- EXERCISE INSTRUCTIONS: What follows are records. Restate all of them word for word.

---*---

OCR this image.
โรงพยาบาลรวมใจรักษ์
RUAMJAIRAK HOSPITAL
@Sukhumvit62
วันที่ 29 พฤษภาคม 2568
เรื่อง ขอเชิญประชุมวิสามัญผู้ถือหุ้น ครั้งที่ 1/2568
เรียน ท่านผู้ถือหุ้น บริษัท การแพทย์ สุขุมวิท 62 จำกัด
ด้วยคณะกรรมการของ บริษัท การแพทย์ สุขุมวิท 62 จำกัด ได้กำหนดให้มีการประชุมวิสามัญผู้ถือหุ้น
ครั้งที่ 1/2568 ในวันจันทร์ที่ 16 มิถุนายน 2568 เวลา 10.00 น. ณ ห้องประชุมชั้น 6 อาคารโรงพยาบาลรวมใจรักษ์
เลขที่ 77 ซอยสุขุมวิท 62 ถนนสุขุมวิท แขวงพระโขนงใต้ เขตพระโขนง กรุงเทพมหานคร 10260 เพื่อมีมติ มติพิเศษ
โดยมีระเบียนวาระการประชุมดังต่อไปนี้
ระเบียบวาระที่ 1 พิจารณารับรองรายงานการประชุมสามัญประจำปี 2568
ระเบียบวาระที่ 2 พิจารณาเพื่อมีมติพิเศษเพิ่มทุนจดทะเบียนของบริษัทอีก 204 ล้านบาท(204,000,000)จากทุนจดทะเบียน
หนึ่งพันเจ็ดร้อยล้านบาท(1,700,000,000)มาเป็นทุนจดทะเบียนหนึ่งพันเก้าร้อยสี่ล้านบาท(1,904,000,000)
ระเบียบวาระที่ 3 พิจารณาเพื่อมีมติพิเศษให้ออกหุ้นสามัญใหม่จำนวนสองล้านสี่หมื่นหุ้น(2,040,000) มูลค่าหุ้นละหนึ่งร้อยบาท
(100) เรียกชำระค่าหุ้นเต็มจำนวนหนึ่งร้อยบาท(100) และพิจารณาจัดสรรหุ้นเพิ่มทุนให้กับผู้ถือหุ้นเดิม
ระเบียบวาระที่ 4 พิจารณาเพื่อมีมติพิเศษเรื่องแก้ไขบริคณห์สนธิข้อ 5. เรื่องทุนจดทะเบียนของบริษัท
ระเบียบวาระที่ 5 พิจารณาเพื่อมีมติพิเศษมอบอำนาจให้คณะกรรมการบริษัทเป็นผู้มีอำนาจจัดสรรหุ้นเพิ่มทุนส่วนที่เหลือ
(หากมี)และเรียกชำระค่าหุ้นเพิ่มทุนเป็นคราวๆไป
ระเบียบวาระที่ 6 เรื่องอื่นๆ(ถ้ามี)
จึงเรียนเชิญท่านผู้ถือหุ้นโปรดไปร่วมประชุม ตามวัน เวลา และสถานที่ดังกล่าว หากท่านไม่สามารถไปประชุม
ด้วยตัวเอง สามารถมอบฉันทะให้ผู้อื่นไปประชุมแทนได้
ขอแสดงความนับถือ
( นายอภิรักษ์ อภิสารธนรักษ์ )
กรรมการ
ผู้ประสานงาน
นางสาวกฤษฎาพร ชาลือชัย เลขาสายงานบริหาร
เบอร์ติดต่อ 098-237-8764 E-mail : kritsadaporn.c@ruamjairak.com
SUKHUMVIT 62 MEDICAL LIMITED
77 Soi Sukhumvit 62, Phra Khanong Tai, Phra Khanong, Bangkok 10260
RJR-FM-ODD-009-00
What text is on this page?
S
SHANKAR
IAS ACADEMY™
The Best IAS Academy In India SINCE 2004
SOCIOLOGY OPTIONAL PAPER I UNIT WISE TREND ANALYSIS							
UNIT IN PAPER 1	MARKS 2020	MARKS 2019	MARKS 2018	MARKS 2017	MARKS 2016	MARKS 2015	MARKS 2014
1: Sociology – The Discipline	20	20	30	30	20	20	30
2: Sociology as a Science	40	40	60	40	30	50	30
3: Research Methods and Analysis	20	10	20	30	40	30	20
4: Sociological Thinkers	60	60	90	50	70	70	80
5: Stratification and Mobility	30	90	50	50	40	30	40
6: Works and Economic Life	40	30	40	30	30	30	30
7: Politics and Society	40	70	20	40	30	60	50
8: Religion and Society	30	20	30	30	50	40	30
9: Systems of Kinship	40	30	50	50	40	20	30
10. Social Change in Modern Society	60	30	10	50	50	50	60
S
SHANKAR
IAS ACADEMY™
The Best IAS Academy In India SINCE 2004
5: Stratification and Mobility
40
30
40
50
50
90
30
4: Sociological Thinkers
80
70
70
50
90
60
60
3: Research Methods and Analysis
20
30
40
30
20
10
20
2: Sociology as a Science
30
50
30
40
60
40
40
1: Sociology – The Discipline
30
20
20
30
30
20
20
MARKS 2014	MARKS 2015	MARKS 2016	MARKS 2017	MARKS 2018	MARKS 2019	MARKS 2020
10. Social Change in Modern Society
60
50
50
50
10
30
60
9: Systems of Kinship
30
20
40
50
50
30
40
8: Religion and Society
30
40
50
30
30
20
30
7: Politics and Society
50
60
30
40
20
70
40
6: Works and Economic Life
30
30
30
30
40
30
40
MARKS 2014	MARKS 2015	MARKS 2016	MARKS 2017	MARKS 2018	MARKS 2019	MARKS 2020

---*---

- FULL RESPONSE:
OCR this image.
โรงพยาบาลรวมใจรักษ์
RUAMJAIRAK HOSPITAL
@Sukhumvit62
วันที่ 29 พฤษภาคม 2568
เรื่อง ขอเชิญประชุมวิสามัญผู้ถือหุ้น ครั้งที่ 1/2568
เรียน ท่านผู้ถือหุ้น บริษัท การแพทย์ สุขุมวิท 62 จำกัด
ด้วยคณะกรรมการของ บริษัท การแพทย์ สุขุมวิท 62 จำกัด ได้กำหนดให้มีการประชุมวิสามัญผู้ถือหุ้น
ครั้งที่ 1/2568 ในวันจันทร์ที่ 16 มิถุนายน 2568 เวลา 10.00 น. ณ ห้องประชุมชั้น 6 อาคารโรงพยาบาลรวมใจรักษ์
เลขที่ 77 ซอยสุขุมวิท 62 ถนนสุขุมวิท แขวงพระโขนงใต้ เขตพระโขนง กรุงเทพมหานคร 10260 เพื่อมีมติ มติพิเศษ
โดยมีระเบียนวาระการประชุมดังต่อไปนี้
ระเบียบวาระที่ 1 พิจารณารับรองรายงานการประชุมสามัญประจำปี 2568
ระเบียบวาระที่ 2 พิจารณาเพื่อมีมติพิเศษเพิ่มทุนจดทะเบียนของบริษัทอีก 204 ล้านบาท(204,000,000)จากทุนจดทะเบียน
หนึ่งพันเจ็ดร้อยล้านบาท(1,700,000,000)มาเป็นทุนจดทะเบียนหนึ่งพันเก้าร้อยสี่ล้านบาท(1,904,000,000)
ระเบียบวาระที่ 3 พิจารณาเพื่อมีมติพิเศษให้ออกหุ้นสามัญใหม่จำนวนสองล้านสี่หมื่นหุ้น(2,040,000) มูลค่าหุ้นละหนึ่งร้อยบาท
(100) เรียกชำระค่าหุ้นเต็มจำนวนหนึ่งร้อยบาท(100) และพิจารณาจัดสรรหุ้นเพิ่มทุนให้กับผู้ถือหุ้นเดิม
ระเบียบวาระที่ 4 พิจารณาเพื่อมีมติพิเศษเรื่องแก้ไขบริคณห์สนธิข้อ 5. เรื่องทุนจดทะเบียนของบริษัท
ระเบียบวาระที่ 5 พิจารณาเพื่อมีมติพิเศษมอบอำนาจให้คณะกรรมการบริษัทเป็นผู้มีอำนาจจัดสรรหุ้นเพิ่มทุนส่วนที่เหลือ
(หากมี)และเรียกชำระค่าหุ้นเพิ่มทุนเป็นคราวๆไป
ระเบียบวาระที่ 6 เรื่องอื่นๆ(ถ้ามี)
จึงเรียนเชิญท่านผู้ถือหุ้นโปรดไปร่วมประชุม ตามวัน เวลา และสถานที่ดังกล่าว หากท่านไม่สามารถไปประชุม
ด้วยตัวเอง สามารถมอบฉันทะให้ผู้อื่นไปประชุมแทนได้
ขอแสดงความนับถือ
( นายอภิรักษ์ อภิสารธนรักษ์ )
กรรมการ
ผู้ประสานงาน
นางสาวกฤษฎาพร ชาลือชัย เลขาสายงานบริหาร
เบอร์ติดต่อ 098-237-8764 E-mail : kritsadaporn.c@ruamjairak.com
SUKHUMVIT 62 MEDICAL LIMITED
77 Soi Sukhumvit 62, Phra Khanong Tai, Phra Khanong, Bangkok 10260
RJR-FM-ODD-009-00
What text is on this page?
S
SHANKAR
IAS ACADEMY™
The Best IAS Academy In India SINCE 2004
SOCIOLOGY OPTIONAL PAPER I UNIT WISE TREND ANALYSIS							
UNIT IN PAPER 1	MARKS 2020	MARKS 2019	MARKS 2018	MARKS 2017	MARKS 2016	MARKS 2015	MARKS 2014
1: Sociology – The Discipline	20	20	30	30	20	20	30
2: Sociology as a Science	40	40	60	40	30	50	30
3: Research Methods and Analysis	20	10	20	30	40	30	20
4: Sociological Thinkers	60	60	90	50	70	70	80
5: Stratification and Mobility	30	90	50	50	40	30	40
6: Works and Economic Life	40	30	40	30	30	30	30
7: Politics and Society	40	70	20	40	30	60	50
8: Religion and Society	30	20	30	30	50	40	30
9: Systems of Kinship	40	30	50	50	40	20	30
10. Social Change in Modern Society	60	30	10	50	50	50	60
S
SHANKAR
IAS ACADEMY™
The Best IAS Academy In India SINCE 2004
5: Stratification and Mobility
40
30
40
50
50
90
30
4: Sociological Thinkers
80
70
70
50
90
60
60
3: Research Methods and Analysis
20
30
40
30
20
10
20
2: Sociology as a Science
30
50
30
40
60
40
40
1: Sociology – The Discipline
30
20
20
30
30
20
20
MARKS 2014	MARKS 2015	MARKS 2016	MARKS 2017	MARKS 2018	MARKS 2019	MARKS 2020
10. Social Change in Modern Society
60
50
50
50
10
30
60
9: Systems of Kinship
30
20
40
50
50
30
40
8: Religion and Society
30
40
50
30
30
20
30
7: Politics and Society
50
60
30
40
20
70
40
6: Works and Economic Life
30
30
30
30
40
30
40
MARKS 2014	MARKS 2015	MARKS 2016	MARKS 2017	MARKS 2018	MARKS 2019	MARKS 2020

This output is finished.